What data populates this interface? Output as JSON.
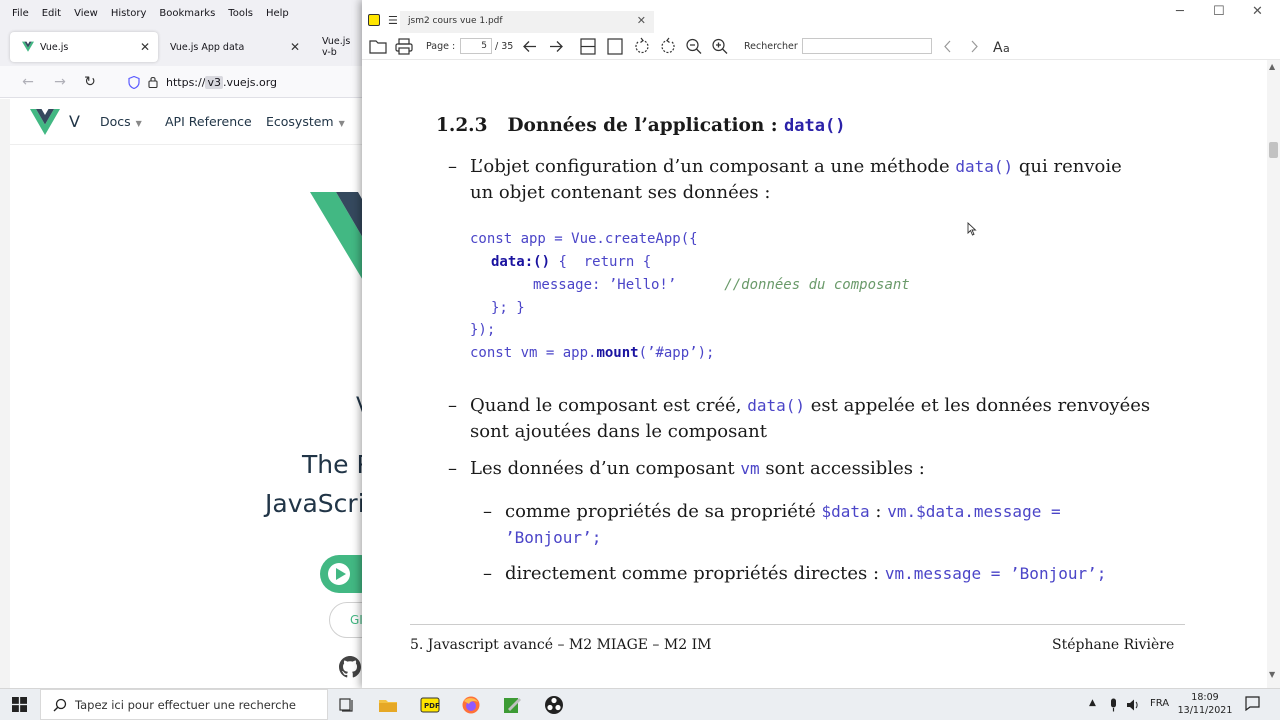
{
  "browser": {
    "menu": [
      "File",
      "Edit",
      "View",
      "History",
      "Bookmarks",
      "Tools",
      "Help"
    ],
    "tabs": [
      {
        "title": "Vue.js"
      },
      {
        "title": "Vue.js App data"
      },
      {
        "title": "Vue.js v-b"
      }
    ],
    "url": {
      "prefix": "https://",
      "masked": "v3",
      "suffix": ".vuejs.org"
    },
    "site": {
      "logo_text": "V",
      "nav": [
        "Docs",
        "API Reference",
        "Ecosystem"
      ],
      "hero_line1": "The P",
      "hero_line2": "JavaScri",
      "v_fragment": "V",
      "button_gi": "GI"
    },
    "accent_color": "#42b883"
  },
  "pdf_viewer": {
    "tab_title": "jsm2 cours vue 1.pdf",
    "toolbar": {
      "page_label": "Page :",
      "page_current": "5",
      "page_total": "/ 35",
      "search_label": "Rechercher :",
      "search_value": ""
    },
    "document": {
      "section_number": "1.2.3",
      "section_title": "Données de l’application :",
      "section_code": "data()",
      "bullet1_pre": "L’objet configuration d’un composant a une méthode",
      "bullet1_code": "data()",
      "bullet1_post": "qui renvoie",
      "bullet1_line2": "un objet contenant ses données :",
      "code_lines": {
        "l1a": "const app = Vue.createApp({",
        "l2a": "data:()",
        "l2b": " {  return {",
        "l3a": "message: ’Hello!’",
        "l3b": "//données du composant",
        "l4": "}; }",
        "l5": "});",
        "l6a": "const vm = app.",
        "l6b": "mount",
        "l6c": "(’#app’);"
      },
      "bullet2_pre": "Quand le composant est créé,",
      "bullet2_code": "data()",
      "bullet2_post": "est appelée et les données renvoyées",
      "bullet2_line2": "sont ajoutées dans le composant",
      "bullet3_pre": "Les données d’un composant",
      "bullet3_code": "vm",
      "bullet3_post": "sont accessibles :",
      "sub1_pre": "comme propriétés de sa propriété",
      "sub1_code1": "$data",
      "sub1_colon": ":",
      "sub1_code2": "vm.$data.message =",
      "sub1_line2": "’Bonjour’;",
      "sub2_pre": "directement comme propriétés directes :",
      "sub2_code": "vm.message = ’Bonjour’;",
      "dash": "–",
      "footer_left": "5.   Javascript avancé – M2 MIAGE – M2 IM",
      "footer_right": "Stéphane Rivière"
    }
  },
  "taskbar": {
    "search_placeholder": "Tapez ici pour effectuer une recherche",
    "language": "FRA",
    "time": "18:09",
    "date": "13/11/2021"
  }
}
====================
EXERCISE: Every entry above needs to be retyped exactly; drop the pictures.

WORKED SOLUTION:
What data populates this interface? Output as JSON.
{
  "browser": {
    "menu": [
      "File",
      "Edit",
      "View",
      "History",
      "Bookmarks",
      "Tools",
      "Help"
    ],
    "tabs": [
      {
        "title": "Vue.js"
      },
      {
        "title": "Vue.js App data"
      },
      {
        "title": "Vue.js v-b"
      }
    ],
    "url": {
      "prefix": "https://",
      "masked": "v3",
      "suffix": ".vuejs.org"
    },
    "site": {
      "logo_text": "V",
      "nav": [
        "Docs",
        "API Reference",
        "Ecosystem"
      ],
      "hero_line1": "The P",
      "hero_line2": "JavaScri",
      "v_fragment": "V",
      "button_gi": "GI"
    },
    "accent_color": "#42b883"
  },
  "pdf_viewer": {
    "tab_title": "jsm2 cours vue 1.pdf",
    "toolbar": {
      "page_label": "Page :",
      "page_current": "5",
      "page_total": "/ 35",
      "search_label": "Rechercher :",
      "search_value": ""
    },
    "document": {
      "section_number": "1.2.3",
      "section_title": "Données de l’application :",
      "section_code": "data()",
      "bullet1_pre": "L’objet configuration d’un composant a une méthode",
      "bullet1_code": "data()",
      "bullet1_post": "qui renvoie",
      "bullet1_line2": "un objet contenant ses données :",
      "code_lines": {
        "l1a": "const app = Vue.createApp({",
        "l2a": "data:()",
        "l2b": " {  return {",
        "l3a": "message: ’Hello!’",
        "l3b": "//données du composant",
        "l4": "}; }",
        "l5": "});",
        "l6a": "const vm = app.",
        "l6b": "mount",
        "l6c": "(’#app’);"
      },
      "bullet2_pre": "Quand le composant est créé,",
      "bullet2_code": "data()",
      "bullet2_post": "est appelée et les données renvoyées",
      "bullet2_line2": "sont ajoutées dans le composant",
      "bullet3_pre": "Les données d’un composant",
      "bullet3_code": "vm",
      "bullet3_post": "sont accessibles :",
      "sub1_pre": "comme propriétés de sa propriété",
      "sub1_code1": "$data",
      "sub1_colon": ":",
      "sub1_code2": "vm.$data.message =",
      "sub1_line2": "’Bonjour’;",
      "sub2_pre": "directement comme propriétés directes :",
      "sub2_code": "vm.message = ’Bonjour’;",
      "dash": "–",
      "footer_left": "5.   Javascript avancé – M2 MIAGE – M2 IM",
      "footer_right": "Stéphane Rivière"
    }
  },
  "taskbar": {
    "search_placeholder": "Tapez ici pour effectuer une recherche",
    "language": "FRA",
    "time": "18:09",
    "date": "13/11/2021"
  }
}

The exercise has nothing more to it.